WHAT YOU NEED TO DO:
All of the lines below are to be printed again exactly; images are excluded from the output.

DATA TO PROCESS:
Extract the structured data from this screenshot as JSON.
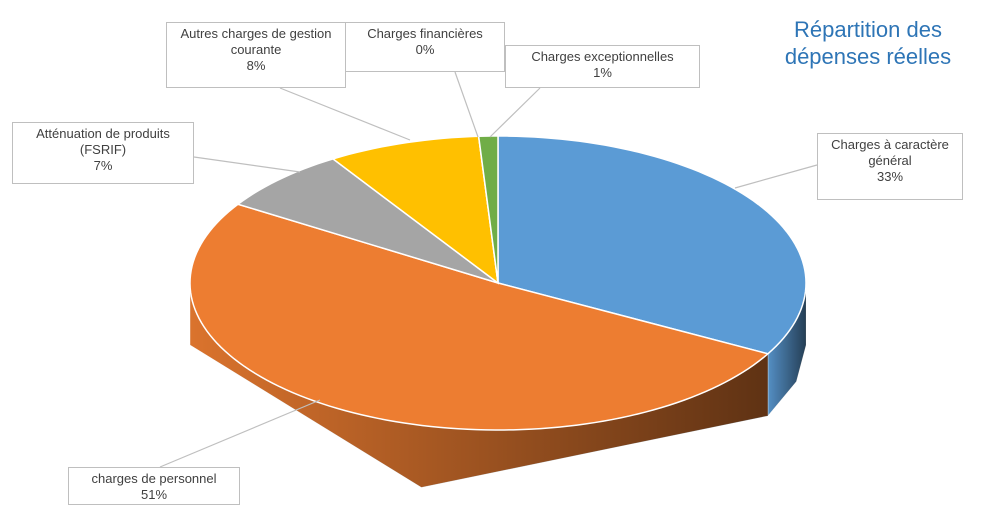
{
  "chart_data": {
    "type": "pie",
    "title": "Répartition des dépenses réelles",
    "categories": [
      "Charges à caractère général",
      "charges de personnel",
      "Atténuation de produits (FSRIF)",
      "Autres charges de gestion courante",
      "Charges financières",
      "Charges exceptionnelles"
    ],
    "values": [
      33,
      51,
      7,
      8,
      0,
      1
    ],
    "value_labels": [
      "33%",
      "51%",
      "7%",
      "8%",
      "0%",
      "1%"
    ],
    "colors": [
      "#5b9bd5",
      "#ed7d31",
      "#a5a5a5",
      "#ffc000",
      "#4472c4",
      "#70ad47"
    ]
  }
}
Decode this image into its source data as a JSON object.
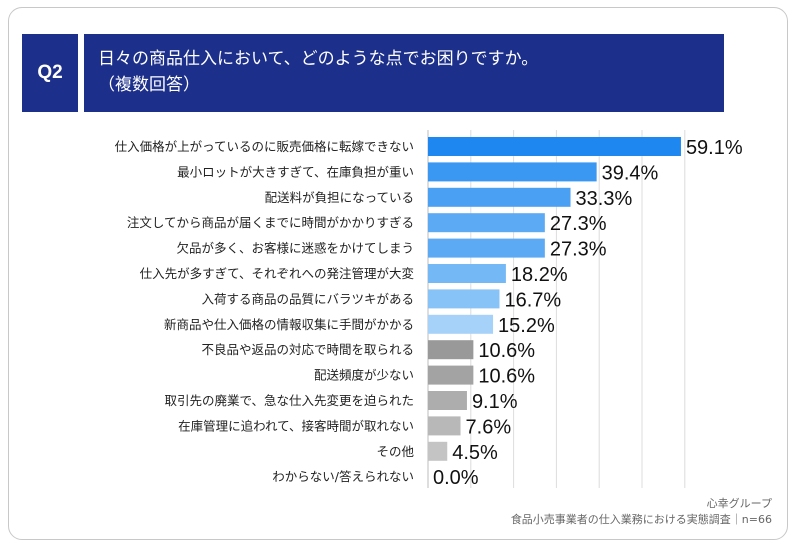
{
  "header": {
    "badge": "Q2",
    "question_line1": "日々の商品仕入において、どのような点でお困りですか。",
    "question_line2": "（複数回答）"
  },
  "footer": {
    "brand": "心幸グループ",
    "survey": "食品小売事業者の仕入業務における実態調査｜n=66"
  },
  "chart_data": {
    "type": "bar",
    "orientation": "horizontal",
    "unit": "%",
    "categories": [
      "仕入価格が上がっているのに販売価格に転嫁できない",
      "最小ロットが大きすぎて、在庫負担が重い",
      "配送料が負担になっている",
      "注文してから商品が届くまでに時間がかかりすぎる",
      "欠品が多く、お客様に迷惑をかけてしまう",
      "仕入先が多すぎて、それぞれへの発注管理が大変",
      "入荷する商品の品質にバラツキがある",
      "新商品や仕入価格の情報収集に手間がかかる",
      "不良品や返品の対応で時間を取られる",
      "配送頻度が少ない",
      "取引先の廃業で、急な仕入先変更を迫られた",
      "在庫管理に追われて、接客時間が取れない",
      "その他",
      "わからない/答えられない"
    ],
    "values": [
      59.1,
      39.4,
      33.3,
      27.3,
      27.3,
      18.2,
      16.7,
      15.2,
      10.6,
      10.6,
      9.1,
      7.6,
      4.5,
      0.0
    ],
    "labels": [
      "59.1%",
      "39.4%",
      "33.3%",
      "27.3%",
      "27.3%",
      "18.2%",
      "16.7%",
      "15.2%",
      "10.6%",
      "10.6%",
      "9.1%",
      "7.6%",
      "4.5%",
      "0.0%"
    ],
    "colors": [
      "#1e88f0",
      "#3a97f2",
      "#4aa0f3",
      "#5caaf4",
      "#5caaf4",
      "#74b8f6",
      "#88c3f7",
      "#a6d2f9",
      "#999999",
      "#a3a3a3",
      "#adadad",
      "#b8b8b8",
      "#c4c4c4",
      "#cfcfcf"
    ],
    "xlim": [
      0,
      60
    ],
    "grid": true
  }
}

CORRECT OUTPUT:
Extract the structured data from this screenshot as JSON.
{
  "chart_data": {
    "type": "pie",
    "title": "Répartition des dépenses réelles",
    "categories": [
      "Charges à caractère général",
      "charges de personnel",
      "Atténuation de produits (FSRIF)",
      "Autres charges de gestion courante",
      "Charges financières",
      "Charges exceptionnelles"
    ],
    "values": [
      33,
      51,
      7,
      8,
      0,
      1
    ],
    "value_labels": [
      "33%",
      "51%",
      "7%",
      "8%",
      "0%",
      "1%"
    ],
    "colors": [
      "#5b9bd5",
      "#ed7d31",
      "#a5a5a5",
      "#ffc000",
      "#4472c4",
      "#70ad47"
    ]
  }
}
Decode this image into its source data as a JSON object.
{
  "header": {
    "badge": "Q2",
    "question_line1": "日々の商品仕入において、どのような点でお困りですか。",
    "question_line2": "（複数回答）"
  },
  "footer": {
    "brand": "心幸グループ",
    "survey": "食品小売事業者の仕入業務における実態調査｜n=66"
  },
  "chart_data": {
    "type": "bar",
    "orientation": "horizontal",
    "unit": "%",
    "categories": [
      "仕入価格が上がっているのに販売価格に転嫁できない",
      "最小ロットが大きすぎて、在庫負担が重い",
      "配送料が負担になっている",
      "注文してから商品が届くまでに時間がかかりすぎる",
      "欠品が多く、お客様に迷惑をかけてしまう",
      "仕入先が多すぎて、それぞれへの発注管理が大変",
      "入荷する商品の品質にバラツキがある",
      "新商品や仕入価格の情報収集に手間がかかる",
      "不良品や返品の対応で時間を取られる",
      "配送頻度が少ない",
      "取引先の廃業で、急な仕入先変更を迫られた",
      "在庫管理に追われて、接客時間が取れない",
      "その他",
      "わからない/答えられない"
    ],
    "values": [
      59.1,
      39.4,
      33.3,
      27.3,
      27.3,
      18.2,
      16.7,
      15.2,
      10.6,
      10.6,
      9.1,
      7.6,
      4.5,
      0.0
    ],
    "labels": [
      "59.1%",
      "39.4%",
      "33.3%",
      "27.3%",
      "27.3%",
      "18.2%",
      "16.7%",
      "15.2%",
      "10.6%",
      "10.6%",
      "9.1%",
      "7.6%",
      "4.5%",
      "0.0%"
    ],
    "colors": [
      "#1e88f0",
      "#3a97f2",
      "#4aa0f3",
      "#5caaf4",
      "#5caaf4",
      "#74b8f6",
      "#88c3f7",
      "#a6d2f9",
      "#999999",
      "#a3a3a3",
      "#adadad",
      "#b8b8b8",
      "#c4c4c4",
      "#cfcfcf"
    ],
    "xlim": [
      0,
      60
    ],
    "grid": true
  }
}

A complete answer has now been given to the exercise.